- [Work to do]: Copy out each line of the data holding "values".

- [The data]:
════════════════

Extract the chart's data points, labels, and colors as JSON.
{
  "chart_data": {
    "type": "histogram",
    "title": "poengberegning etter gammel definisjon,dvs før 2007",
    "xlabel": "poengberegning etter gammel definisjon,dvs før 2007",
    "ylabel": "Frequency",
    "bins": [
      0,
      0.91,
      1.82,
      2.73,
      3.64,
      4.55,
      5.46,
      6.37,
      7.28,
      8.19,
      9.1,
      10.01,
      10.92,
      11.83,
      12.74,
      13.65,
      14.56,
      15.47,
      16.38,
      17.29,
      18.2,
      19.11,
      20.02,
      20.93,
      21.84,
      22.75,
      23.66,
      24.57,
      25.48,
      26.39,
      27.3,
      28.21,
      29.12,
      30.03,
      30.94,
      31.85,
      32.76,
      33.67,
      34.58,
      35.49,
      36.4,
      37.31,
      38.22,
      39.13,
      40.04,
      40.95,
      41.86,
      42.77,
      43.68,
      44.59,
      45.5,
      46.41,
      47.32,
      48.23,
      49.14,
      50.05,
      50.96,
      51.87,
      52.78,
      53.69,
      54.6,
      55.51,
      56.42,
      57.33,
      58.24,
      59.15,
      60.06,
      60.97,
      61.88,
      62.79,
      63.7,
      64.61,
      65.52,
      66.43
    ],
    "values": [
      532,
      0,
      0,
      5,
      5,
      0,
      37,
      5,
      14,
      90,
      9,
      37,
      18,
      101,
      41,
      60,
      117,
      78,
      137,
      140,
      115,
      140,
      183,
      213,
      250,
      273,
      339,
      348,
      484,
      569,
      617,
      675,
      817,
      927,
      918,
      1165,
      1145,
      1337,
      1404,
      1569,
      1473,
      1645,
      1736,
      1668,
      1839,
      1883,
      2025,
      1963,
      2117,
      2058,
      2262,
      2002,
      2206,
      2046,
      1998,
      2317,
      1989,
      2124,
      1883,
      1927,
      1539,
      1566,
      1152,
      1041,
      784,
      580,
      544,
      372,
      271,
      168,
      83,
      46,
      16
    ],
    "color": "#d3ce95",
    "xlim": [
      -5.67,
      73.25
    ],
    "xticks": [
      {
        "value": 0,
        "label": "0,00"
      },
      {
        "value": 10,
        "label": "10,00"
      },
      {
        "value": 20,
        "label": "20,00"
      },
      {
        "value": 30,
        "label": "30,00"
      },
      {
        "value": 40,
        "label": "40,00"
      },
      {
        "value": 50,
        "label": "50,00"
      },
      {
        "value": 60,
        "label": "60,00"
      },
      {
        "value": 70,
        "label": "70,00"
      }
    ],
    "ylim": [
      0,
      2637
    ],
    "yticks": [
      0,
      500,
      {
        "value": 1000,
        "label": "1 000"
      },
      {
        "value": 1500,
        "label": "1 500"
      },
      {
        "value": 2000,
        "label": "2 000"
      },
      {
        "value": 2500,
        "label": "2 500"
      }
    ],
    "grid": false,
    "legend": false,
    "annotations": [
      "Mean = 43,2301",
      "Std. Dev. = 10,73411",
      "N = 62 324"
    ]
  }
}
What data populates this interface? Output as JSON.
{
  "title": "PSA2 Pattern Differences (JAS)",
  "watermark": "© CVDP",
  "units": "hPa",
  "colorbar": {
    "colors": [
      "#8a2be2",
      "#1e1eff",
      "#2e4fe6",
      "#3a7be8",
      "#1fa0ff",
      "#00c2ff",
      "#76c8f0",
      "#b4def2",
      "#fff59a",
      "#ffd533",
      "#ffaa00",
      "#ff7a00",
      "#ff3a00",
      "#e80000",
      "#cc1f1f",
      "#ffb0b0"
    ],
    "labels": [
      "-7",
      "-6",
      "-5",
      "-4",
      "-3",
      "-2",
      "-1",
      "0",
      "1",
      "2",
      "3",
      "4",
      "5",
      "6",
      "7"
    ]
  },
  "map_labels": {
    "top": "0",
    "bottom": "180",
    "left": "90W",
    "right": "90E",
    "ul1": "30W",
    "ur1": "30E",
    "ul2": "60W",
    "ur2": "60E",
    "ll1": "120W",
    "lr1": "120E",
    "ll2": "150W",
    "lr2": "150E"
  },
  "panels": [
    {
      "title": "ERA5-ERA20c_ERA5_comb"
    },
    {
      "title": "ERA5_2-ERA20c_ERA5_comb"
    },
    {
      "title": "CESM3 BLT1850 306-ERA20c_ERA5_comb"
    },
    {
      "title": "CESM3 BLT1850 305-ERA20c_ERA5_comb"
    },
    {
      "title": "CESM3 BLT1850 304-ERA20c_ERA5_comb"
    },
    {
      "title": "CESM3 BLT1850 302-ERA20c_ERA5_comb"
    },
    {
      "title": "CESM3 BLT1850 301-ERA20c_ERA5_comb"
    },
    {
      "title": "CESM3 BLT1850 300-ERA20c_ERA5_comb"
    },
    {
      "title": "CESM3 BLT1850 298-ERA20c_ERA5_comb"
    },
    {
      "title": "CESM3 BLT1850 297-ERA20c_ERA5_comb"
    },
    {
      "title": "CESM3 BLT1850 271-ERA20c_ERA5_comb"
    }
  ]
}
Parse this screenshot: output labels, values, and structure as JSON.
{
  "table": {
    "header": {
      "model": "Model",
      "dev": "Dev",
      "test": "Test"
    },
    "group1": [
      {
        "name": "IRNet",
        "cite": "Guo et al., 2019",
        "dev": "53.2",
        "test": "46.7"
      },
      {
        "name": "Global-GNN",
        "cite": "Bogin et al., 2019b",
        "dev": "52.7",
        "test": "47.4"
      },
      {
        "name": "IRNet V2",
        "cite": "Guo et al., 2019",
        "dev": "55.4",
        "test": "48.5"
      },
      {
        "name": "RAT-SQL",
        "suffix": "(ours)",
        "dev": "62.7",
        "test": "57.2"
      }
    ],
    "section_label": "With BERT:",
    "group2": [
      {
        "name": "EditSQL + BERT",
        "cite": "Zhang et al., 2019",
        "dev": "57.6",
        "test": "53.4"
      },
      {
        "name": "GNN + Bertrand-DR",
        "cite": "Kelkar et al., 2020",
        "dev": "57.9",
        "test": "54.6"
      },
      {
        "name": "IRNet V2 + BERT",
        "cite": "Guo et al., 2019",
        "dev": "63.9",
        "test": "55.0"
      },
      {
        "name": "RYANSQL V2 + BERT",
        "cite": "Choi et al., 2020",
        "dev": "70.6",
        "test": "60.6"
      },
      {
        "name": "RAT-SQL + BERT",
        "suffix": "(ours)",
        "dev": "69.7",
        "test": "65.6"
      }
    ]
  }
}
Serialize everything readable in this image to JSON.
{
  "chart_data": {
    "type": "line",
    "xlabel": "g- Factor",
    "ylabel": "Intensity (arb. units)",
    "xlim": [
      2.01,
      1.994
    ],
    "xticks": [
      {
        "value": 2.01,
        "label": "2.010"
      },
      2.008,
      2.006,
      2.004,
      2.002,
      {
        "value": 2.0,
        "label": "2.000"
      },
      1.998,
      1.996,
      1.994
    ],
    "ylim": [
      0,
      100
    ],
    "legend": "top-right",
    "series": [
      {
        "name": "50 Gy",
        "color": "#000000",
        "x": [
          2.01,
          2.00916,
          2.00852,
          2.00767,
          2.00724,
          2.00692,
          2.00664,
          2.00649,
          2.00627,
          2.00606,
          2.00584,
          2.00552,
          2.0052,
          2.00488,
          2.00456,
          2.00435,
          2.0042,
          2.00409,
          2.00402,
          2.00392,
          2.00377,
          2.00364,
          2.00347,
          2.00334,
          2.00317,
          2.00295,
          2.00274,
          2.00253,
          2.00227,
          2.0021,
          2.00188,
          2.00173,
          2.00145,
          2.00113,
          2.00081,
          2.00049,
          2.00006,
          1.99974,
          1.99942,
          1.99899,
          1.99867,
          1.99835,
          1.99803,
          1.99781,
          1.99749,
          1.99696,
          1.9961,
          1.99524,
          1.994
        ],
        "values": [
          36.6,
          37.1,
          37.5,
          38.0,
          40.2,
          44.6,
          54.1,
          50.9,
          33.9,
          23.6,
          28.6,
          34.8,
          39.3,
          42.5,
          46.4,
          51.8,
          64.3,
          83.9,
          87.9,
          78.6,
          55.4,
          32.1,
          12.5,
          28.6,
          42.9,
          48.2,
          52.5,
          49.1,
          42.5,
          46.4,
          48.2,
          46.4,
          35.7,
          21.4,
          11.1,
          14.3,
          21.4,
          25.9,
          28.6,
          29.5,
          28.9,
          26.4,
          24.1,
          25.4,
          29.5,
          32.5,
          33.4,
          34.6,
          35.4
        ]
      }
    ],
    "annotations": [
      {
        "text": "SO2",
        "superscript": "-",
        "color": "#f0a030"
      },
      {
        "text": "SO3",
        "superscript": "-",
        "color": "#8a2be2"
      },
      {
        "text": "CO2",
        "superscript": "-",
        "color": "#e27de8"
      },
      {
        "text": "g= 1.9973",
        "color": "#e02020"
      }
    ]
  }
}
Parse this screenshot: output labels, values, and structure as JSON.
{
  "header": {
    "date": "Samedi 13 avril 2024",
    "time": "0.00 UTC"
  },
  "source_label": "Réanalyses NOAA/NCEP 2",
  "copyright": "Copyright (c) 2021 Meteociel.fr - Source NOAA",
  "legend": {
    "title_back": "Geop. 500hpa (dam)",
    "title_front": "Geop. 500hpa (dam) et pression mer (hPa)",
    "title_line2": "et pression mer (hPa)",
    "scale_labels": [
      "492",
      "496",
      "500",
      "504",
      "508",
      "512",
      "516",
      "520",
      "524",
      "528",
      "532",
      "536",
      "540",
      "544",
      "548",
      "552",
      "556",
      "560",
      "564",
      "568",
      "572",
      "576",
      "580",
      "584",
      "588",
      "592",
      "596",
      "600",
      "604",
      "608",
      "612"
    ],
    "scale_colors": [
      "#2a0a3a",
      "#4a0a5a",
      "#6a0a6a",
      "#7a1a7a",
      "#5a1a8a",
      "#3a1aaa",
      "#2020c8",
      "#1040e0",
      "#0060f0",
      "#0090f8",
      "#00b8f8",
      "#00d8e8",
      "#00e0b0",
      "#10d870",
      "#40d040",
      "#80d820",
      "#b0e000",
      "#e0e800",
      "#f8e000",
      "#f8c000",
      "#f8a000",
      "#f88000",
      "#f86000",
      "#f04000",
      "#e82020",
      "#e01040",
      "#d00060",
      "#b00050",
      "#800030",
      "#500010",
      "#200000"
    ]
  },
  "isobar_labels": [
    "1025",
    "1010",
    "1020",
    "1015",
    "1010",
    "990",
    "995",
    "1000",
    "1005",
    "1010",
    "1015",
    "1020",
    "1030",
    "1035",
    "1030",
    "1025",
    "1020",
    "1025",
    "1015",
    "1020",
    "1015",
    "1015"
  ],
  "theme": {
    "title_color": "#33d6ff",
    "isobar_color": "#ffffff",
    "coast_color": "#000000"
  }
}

════════════════

- [Answer below]:
    "values": [
Parse this screenshot: output labels, values, and structure as JSON.
        "values": [
Parse this screenshot: output labels, values, and structure as JSON.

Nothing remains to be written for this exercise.